**ACTIVITY A**
In the forum thread on Scripto authentication, which element of the login response holds the token?
**ACTIVITY B**
Carry on the forum thread on Scripto authentication from the point where it stops.

**DOCUMENT PASSAGE**
* * *

1 Reply Latest reply on Jul 20, 2016 5:13 PM by ckaminski RSS
    sharmon Creator

    Axeda Scripto - How do I authenticate to Scripto services without passing username and password as query parameters?

    A student in the Axeda Groovy course had some good questions. Instead of answering via email, I thought I'd answer here, so we could share the knowledge.

     

    Scripto - In order to invoke Custom Objects that are exposed as Scripto services, I need to pass username and password for authentication. How can I achieve this without having to pass them as query parameters in real world cases?

     

    To call Scripto services in a way that doesn't require you to pass username and password as URL parameters, call the "auth" service, get a token, and then authenticate your calls with that token:

     

    https://training2.axeda.com/services/v1/rest/Auth/login?principal.username=student3&password=GroovyWay678

     

    There are two self-explanatory parameters to that GET request - principal.username and password.

     

    The return value looks like this:

     

    <?xml version='1.0' encoding='UTF-8'?> <ns1:WSSessionInfo     xmlns:ns1="http://type.v1.webservices.sl.axeda.com"      xmlns:xsi="http://www.w3.org/2001/XMLSchema-instance" xsi:type="ns1:WSSessionInfo">     <ns1:created>2015-06-25T18:15:29 +0000</ns1:created>     <ns1:expired>false</ns1:expired>     <ns1:sessionId>8b65875f-49ba-41f7-969e-2730de89c781</ns1:sessionId>     <ns1:sessionTimeout>1800</ns1:sessionTimeout> </ns1:WSSessionInfo>  

     

    The token is contained in the sessionId element. In this example, it's 8b65875f-49ba-41f7-969e-2730de89c781. You'll authenticate your Scripto calls with the sessionId:

     

    https://training2.axeda.com/services/v1/rest/Scripto/execute/HelloWorld?sessionID="8b65875f-49ba-41f7-969e-2730de89c781"

* * *

**PROVIDED INFORMATION**
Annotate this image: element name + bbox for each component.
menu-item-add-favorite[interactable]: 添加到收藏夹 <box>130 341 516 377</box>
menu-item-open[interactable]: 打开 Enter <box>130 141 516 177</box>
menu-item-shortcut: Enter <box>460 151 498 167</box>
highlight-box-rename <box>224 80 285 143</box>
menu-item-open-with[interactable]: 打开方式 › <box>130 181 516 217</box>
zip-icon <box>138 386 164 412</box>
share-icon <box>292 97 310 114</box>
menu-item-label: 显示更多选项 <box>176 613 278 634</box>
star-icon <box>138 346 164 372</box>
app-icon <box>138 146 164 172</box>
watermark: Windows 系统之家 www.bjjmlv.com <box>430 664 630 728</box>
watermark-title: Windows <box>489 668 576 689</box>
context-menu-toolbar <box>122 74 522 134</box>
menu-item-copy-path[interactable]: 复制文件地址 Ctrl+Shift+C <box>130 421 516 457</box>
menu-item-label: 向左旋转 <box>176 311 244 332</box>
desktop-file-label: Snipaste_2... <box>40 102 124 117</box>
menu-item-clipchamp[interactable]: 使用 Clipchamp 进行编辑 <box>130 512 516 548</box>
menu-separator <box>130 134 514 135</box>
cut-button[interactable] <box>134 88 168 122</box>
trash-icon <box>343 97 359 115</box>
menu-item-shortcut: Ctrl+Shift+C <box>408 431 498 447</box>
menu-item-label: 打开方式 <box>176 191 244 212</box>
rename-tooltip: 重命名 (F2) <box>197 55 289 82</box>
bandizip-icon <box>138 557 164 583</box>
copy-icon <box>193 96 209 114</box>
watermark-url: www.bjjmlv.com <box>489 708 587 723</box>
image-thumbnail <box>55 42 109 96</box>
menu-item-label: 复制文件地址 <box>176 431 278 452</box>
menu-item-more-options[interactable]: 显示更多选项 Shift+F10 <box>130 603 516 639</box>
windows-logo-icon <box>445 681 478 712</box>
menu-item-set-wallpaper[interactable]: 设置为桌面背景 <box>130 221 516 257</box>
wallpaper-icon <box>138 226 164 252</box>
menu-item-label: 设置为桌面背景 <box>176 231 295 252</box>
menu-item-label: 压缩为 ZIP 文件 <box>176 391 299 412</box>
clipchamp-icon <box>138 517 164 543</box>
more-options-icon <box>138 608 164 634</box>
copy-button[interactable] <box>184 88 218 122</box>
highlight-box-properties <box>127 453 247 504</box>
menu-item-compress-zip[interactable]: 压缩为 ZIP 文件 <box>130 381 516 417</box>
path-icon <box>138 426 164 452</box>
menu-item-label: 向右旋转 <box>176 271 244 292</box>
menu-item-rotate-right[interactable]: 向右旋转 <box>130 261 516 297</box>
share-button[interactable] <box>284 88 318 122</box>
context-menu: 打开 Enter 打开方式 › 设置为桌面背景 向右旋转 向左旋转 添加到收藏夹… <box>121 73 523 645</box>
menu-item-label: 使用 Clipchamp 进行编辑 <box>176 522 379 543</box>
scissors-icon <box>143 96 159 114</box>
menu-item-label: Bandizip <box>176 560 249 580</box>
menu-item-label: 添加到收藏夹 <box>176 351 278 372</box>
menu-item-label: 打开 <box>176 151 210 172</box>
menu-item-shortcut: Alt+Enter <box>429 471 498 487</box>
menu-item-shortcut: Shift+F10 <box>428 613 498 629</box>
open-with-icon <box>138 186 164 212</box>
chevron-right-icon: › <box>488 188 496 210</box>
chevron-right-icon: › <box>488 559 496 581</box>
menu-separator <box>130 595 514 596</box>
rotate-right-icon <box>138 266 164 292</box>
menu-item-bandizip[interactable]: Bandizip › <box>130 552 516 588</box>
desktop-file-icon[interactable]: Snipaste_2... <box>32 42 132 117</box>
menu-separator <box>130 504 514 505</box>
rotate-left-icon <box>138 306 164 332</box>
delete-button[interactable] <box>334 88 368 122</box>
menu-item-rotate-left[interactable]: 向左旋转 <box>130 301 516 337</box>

* * *

**EXPECTED ANSWER A**
The token is in the sessionId element.

**EXPECTED ANSWER B**
     

    The sample return for the call above (a training exercise) is:

     

    <message>   <salutation>Hello, Artisan World!</salutation>   <head/> </message>  

     

    Note that the sessionId has a timeout value of 1800. This means the sesionId will expire in 30 minutes (the timeout is configurable by a Platform Administrator). Therefore, the typical workflow is for an extended application is to:

    • Collect credentials from the user of the application.
    • Use those credentials to get a sessionId from the auth service.
    • Check and renew the sessionId, as necessary.

     

    For in-depth sample code demonstrating that workflow, please see the Sample Project: Traxeda - Axeda Asset Tracking Application | Axeda Developer Connection.The JavaScript source file axeda.js contains several methods that demonstrate how to obtain, and then manage, a sessionId.